**Exercises:**
**a.** Copy the Trump budget text starting at "Cuts to Domestic" and ending at "levels on record.", substituting "non-military discretionary" for each occurrence of "nondefense discretionary".
**b.** Extend the Trump budget text past its last sentence with a few more paragraphs.

The Trump administration says large cuts in spending for nondefense programs can reduce deficits to 1.4% of GDP by 2027. Last year, the budget assumed a budget surplus of 0.1% in the same year.

Cuts to Domestic Spending
-41% Over a Decade

The Trump budget is proposing to reduce nondefense discretionary spending caps by 41% over the coming decade. As a share of the economy, nondefense discretionary funding would fall to its lowest levels on record.

Congress has had other ideas. After years of spending cuts or increases that haven’t kept up with inflation, lawmakers last week agreed to boost nondefense discretionary spending caps by 10% over existing levels.

A Boost at the Pentagon
+7.4% Compared With Last Year’s Proposal

Mr. Trump promised to boost spending in his budget submission to Congress, but this year’s proposal carries an even larger increase. His budget would raise defense spending over the period ending 2027 by 7.4% compared with his proposal last year.

Still, because of the growth of spending on entitlements and interest payments on the debt, this would leave military funding at a lower level as a share of the economy than it is today. Defense spending would peak at 3.3% of GDP in 2020 before declining to 2.4% by 2028.

Stronger Growth
The Economy Expands 3% Annually

The budget again assumes the economy will expand at a 3% annual rate, above the 2% level that has prevailed for the last decade and that many private forecasters expect is more likely after the effects of the tax cuts wear off in a year or two.

This would leave the economy around 11% larger in 2027 than the Congressional Budget Office has projected.

**Recorded information:**
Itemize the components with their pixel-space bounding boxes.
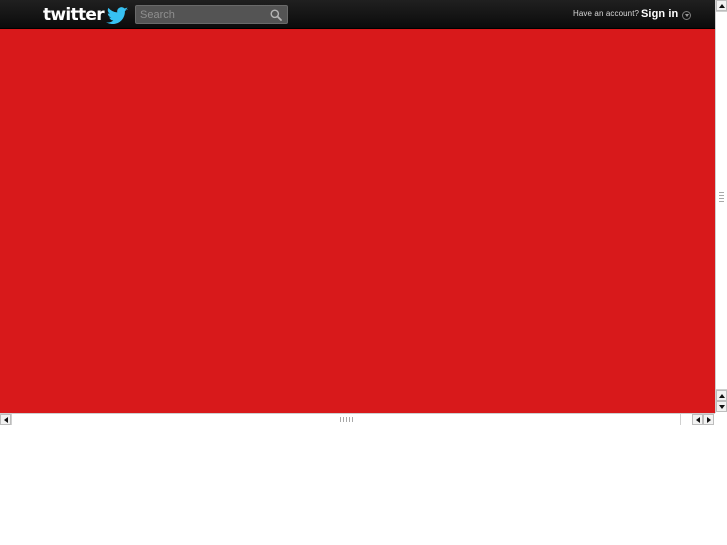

**Final answers:**
**a.**
Cuts to Domestic Spending
-41% Over a Decade

The Trump budget is proposing to reduce non-military discretionary spending caps by 41% over the coming decade. As a share of the economy, non-military discretionary funding would fall to its lowest levels on record.

**b.**
Presidential budgets differ from CBO forecasts because they get to assume that all of the president’s policy proposals become law, but Mr. Trump’s is still more optimistic by other measures because it assumes a big increase in growth without a rise in inflation or government borrowing costs.

In President Barack Obama’s second budget proposal to Congress in 2011, for example, he estimated that by 2020, the economy would by around 7% larger than CBO estimated.

Mr. Obama also assumed that higher growth would bring with it more inflation and higher borrowing costs. Even though his projections of stronger growth proved too optimistic, deficits were also lower than expected because interest rates were lower.

In 2011, for example, the Obama administration projected deficits would reach 3.9% of GDP by 2016, and the debt would reach 74% of GDP. Deficits were actually a touch lower—at 3.1% of GDP in 2016—and the debt-to-GDP ratio was 75%.

RELATED

Trump Administration Proposes $4.4 Trillion Budget for Fiscal 2019 (Feb. 12)

Sizing Up the Trumponomics Gamble on Deficit Spending and Inflation (Feb. 11)

Donald Trump’s Balanced Budget Goal Rests on Questionable Assumptions (May 23, 2017)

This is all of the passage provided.